— begin Data for the task —
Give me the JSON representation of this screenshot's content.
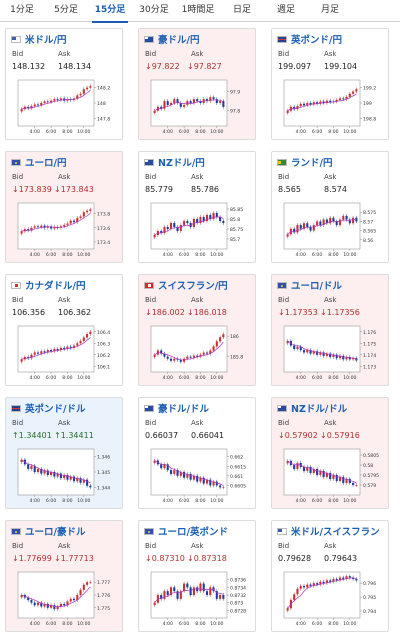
{
  "tabs": [
    {
      "label": "1分足",
      "active": false
    },
    {
      "label": "5分足",
      "active": false
    },
    {
      "label": "15分足",
      "active": true
    },
    {
      "label": "30分足",
      "active": false
    },
    {
      "label": "1時間足",
      "active": false
    },
    {
      "label": "日足",
      "active": false
    },
    {
      "label": "週足",
      "active": false
    },
    {
      "label": "月足",
      "active": false
    }
  ],
  "labels": {
    "bid": "Bid",
    "ask": "Ask"
  },
  "x_ticks": [
    "4:00",
    "6:00",
    "8:00",
    "10:00"
  ],
  "colors": {
    "up_candle": "#c83232",
    "down_candle": "#1c3c9c",
    "ma_line": "#b030c0",
    "pink_bg": "#fdeff0",
    "blue_bg": "#eaf3fc",
    "link": "#1a5fb4"
  },
  "cards": [
    {
      "title": "米ドル/円",
      "flag": "us",
      "bg": "white",
      "bid": "148.132",
      "ask": "148.134",
      "dir": "",
      "chart_data": {
        "type": "candlestick",
        "y_ticks": [
          "148.2",
          "148",
          "147.8"
        ],
        "ylim": [
          147.7,
          148.3
        ],
        "close": [
          147.92,
          147.95,
          147.93,
          147.96,
          147.98,
          147.97,
          148.0,
          148.02,
          148.01,
          148.03,
          148.05,
          148.04,
          148.06,
          148.03,
          148.05,
          148.04,
          148.06,
          148.1,
          148.12,
          148.18,
          148.2,
          148.22
        ]
      }
    },
    {
      "title": "豪ドル/円",
      "flag": "au",
      "bg": "pink",
      "bid": "97.822",
      "ask": "97.827",
      "dir": "down",
      "chart_data": {
        "type": "candlestick",
        "y_ticks": [
          "97.9",
          "97.8"
        ],
        "ylim": [
          97.72,
          97.96
        ],
        "close": [
          97.8,
          97.82,
          97.81,
          97.85,
          97.83,
          97.84,
          97.86,
          97.84,
          97.82,
          97.83,
          97.85,
          97.84,
          97.86,
          97.85,
          97.84,
          97.86,
          97.85,
          97.87,
          97.86,
          97.84,
          97.85,
          97.82
        ]
      }
    },
    {
      "title": "英ポンド/円",
      "flag": "gb",
      "bg": "white",
      "bid": "199.097",
      "ask": "199.104",
      "dir": "",
      "chart_data": {
        "type": "candlestick",
        "y_ticks": [
          "199.2",
          "199",
          "198.8"
        ],
        "ylim": [
          198.7,
          199.3
        ],
        "close": [
          198.9,
          198.95,
          198.92,
          198.96,
          198.99,
          198.97,
          199.0,
          198.98,
          199.01,
          198.99,
          199.02,
          199.0,
          199.03,
          199.01,
          199.02,
          199.04,
          199.06,
          199.05,
          199.08,
          199.12,
          199.15,
          199.18
        ]
      }
    },
    {
      "title": "ユーロ/円",
      "flag": "eu",
      "bg": "pink",
      "bid": "173.839",
      "ask": "173.843",
      "dir": "down",
      "chart_data": {
        "type": "candlestick",
        "y_ticks": [
          "173.8",
          "173.6",
          "173.4"
        ],
        "ylim": [
          173.3,
          173.95
        ],
        "close": [
          173.55,
          173.58,
          173.56,
          173.6,
          173.62,
          173.61,
          173.63,
          173.6,
          173.62,
          173.59,
          173.61,
          173.6,
          173.62,
          173.64,
          173.66,
          173.7,
          173.68,
          173.74,
          173.76,
          173.82,
          173.84,
          173.86
        ]
      }
    },
    {
      "title": "NZドル/円",
      "flag": "nz",
      "bg": "white",
      "bid": "85.779",
      "ask": "85.786",
      "dir": "",
      "chart_data": {
        "type": "candlestick",
        "y_ticks": [
          "85.85",
          "85.8",
          "85.75",
          "85.7"
        ],
        "ylim": [
          85.65,
          85.88
        ],
        "close": [
          85.72,
          85.74,
          85.73,
          85.76,
          85.75,
          85.78,
          85.76,
          85.74,
          85.77,
          85.79,
          85.78,
          85.76,
          85.8,
          85.78,
          85.81,
          85.79,
          85.82,
          85.8,
          85.83,
          85.81,
          85.79,
          85.78
        ]
      }
    },
    {
      "title": "ランド/円",
      "flag": "za",
      "bg": "white",
      "bid": "8.565",
      "ask": "8.574",
      "dir": "",
      "chart_data": {
        "type": "candlestick",
        "y_ticks": [
          "8.575",
          "8.57",
          "8.565",
          "8.56"
        ],
        "ylim": [
          8.555,
          8.58
        ],
        "close": [
          8.563,
          8.566,
          8.564,
          8.568,
          8.566,
          8.569,
          8.567,
          8.565,
          8.568,
          8.57,
          8.568,
          8.571,
          8.569,
          8.572,
          8.57,
          8.568,
          8.571,
          8.573,
          8.571,
          8.569,
          8.572,
          8.57
        ]
      }
    },
    {
      "title": "カナダドル/円",
      "flag": "ca",
      "bg": "white",
      "bid": "106.356",
      "ask": "106.362",
      "dir": "",
      "chart_data": {
        "type": "candlestick",
        "y_ticks": [
          "106.4",
          "106.3",
          "106.2",
          "106.1"
        ],
        "ylim": [
          106.05,
          106.45
        ],
        "close": [
          106.16,
          106.18,
          106.17,
          106.2,
          106.22,
          106.21,
          106.23,
          106.22,
          106.24,
          106.23,
          106.25,
          106.24,
          106.26,
          106.25,
          106.27,
          106.26,
          106.28,
          106.3,
          106.32,
          106.35,
          106.38,
          106.4
        ]
      }
    },
    {
      "title": "スイスフラン/円",
      "flag": "ch",
      "bg": "pink",
      "bid": "186.002",
      "ask": "186.018",
      "dir": "down",
      "chart_data": {
        "type": "candlestick",
        "y_ticks": [
          "186",
          "185.8"
        ],
        "ylim": [
          185.65,
          186.1
        ],
        "close": [
          185.82,
          185.86,
          185.83,
          185.8,
          185.78,
          185.76,
          185.78,
          185.77,
          185.75,
          185.78,
          185.8,
          185.79,
          185.81,
          185.8,
          185.82,
          185.84,
          185.83,
          185.86,
          185.9,
          185.95,
          185.99,
          186.02
        ]
      }
    },
    {
      "title": "ユーロ/ドル",
      "flag": "eu",
      "bg": "pink",
      "bid": "1.17353",
      "ask": "1.17356",
      "dir": "down",
      "chart_data": {
        "type": "candlestick",
        "y_ticks": [
          "1.176",
          "1.175",
          "1.174",
          "1.173"
        ],
        "ylim": [
          1.1725,
          1.1765
        ],
        "close": [
          1.1752,
          1.1748,
          1.1745,
          1.1747,
          1.1744,
          1.1742,
          1.1744,
          1.1741,
          1.1743,
          1.174,
          1.1742,
          1.1739,
          1.1741,
          1.1738,
          1.174,
          1.1737,
          1.1739,
          1.1736,
          1.1738,
          1.1736,
          1.1737,
          1.1735
        ]
      }
    },
    {
      "title": "英ポンド/ドル",
      "flag": "gb",
      "bg": "blue",
      "bid": "1.34401",
      "ask": "1.34411",
      "dir": "up",
      "chart_data": {
        "type": "candlestick",
        "y_ticks": [
          "1.346",
          "1.345",
          "1.344"
        ],
        "ylim": [
          1.3435,
          1.3465
        ],
        "close": [
          1.3458,
          1.3455,
          1.3452,
          1.3454,
          1.345,
          1.3452,
          1.3449,
          1.3451,
          1.3448,
          1.345,
          1.3447,
          1.3449,
          1.3446,
          1.3448,
          1.3445,
          1.3447,
          1.3444,
          1.3446,
          1.3443,
          1.3445,
          1.3441,
          1.344
        ]
      }
    },
    {
      "title": "豪ドル/ドル",
      "flag": "au",
      "bg": "white",
      "bid": "0.66037",
      "ask": "0.66041",
      "dir": "",
      "chart_data": {
        "type": "candlestick",
        "y_ticks": [
          "0.662",
          "0.6615",
          "0.661",
          "0.6605"
        ],
        "ylim": [
          0.66,
          0.6624
        ],
        "close": [
          0.6618,
          0.6616,
          0.6614,
          0.6616,
          0.6613,
          0.6611,
          0.6613,
          0.661,
          0.6612,
          0.6609,
          0.6611,
          0.6608,
          0.661,
          0.6607,
          0.6609,
          0.6606,
          0.6608,
          0.6605,
          0.6607,
          0.6605,
          0.6604,
          0.6604
        ]
      }
    },
    {
      "title": "NZドル/ドル",
      "flag": "nz",
      "bg": "pink",
      "bid": "0.57902",
      "ask": "0.57916",
      "dir": "down",
      "chart_data": {
        "type": "candlestick",
        "y_ticks": [
          "0.5805",
          "0.58",
          "0.5795",
          "0.579"
        ],
        "ylim": [
          0.5785,
          0.5808
        ],
        "close": [
          0.5802,
          0.58,
          0.5798,
          0.5801,
          0.5799,
          0.5797,
          0.5799,
          0.5796,
          0.5798,
          0.5795,
          0.5797,
          0.5794,
          0.5796,
          0.5793,
          0.5795,
          0.5792,
          0.5794,
          0.5791,
          0.5793,
          0.5791,
          0.579,
          0.579
        ]
      }
    },
    {
      "title": "ユーロ/豪ドル",
      "flag": "eu",
      "bg": "pink",
      "bid": "1.77699",
      "ask": "1.77713",
      "dir": "down",
      "chart_data": {
        "type": "candlestick",
        "y_ticks": [
          "1.777",
          "1.776",
          "1.775"
        ],
        "ylim": [
          1.7742,
          1.7778
        ],
        "close": [
          1.776,
          1.7758,
          1.7756,
          1.7754,
          1.7752,
          1.7754,
          1.7751,
          1.7753,
          1.775,
          1.7752,
          1.7749,
          1.7751,
          1.7753,
          1.7752,
          1.7755,
          1.7757,
          1.7756,
          1.776,
          1.7764,
          1.7768,
          1.777,
          1.777
        ]
      }
    },
    {
      "title": "ユーロ/英ポンド",
      "flag": "eu",
      "bg": "white",
      "bid": "0.87310",
      "ask": "0.87318",
      "dir": "down",
      "chart_data": {
        "type": "candlestick",
        "y_ticks": [
          "0.8736",
          "0.8734",
          "0.8732",
          "0.873",
          "0.8728"
        ],
        "ylim": [
          0.8726,
          0.8738
        ],
        "close": [
          0.873,
          0.8732,
          0.8731,
          0.8733,
          0.8732,
          0.8734,
          0.8733,
          0.8731,
          0.8733,
          0.8735,
          0.8734,
          0.8732,
          0.8734,
          0.8733,
          0.8735,
          0.8733,
          0.8732,
          0.8734,
          0.8733,
          0.8731,
          0.8732,
          0.8731
        ]
      }
    },
    {
      "title": "米ドル/スイスフラン",
      "flag": "us",
      "bg": "white",
      "bid": "0.79628",
      "ask": "0.79643",
      "dir": "",
      "chart_data": {
        "type": "candlestick",
        "y_ticks": [
          "0.796",
          "0.795",
          "0.794"
        ],
        "ylim": [
          0.7935,
          0.7968
        ],
        "close": [
          0.7942,
          0.7948,
          0.7952,
          0.7956,
          0.7958,
          0.7957,
          0.7959,
          0.7958,
          0.796,
          0.7959,
          0.7961,
          0.796,
          0.7962,
          0.7961,
          0.7963,
          0.7962,
          0.7964,
          0.7963,
          0.7965,
          0.7964,
          0.7963,
          0.7962
        ]
      }
    }
  ]
}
— end Data for the task —
- **Task**
Using the records above, copy each line that contains "英ポンド".

- **Written reply**
      "title": "英ポンド/円",
      "title": "英ポンド/ドル",
      "title": "ユーロ/英ポンド",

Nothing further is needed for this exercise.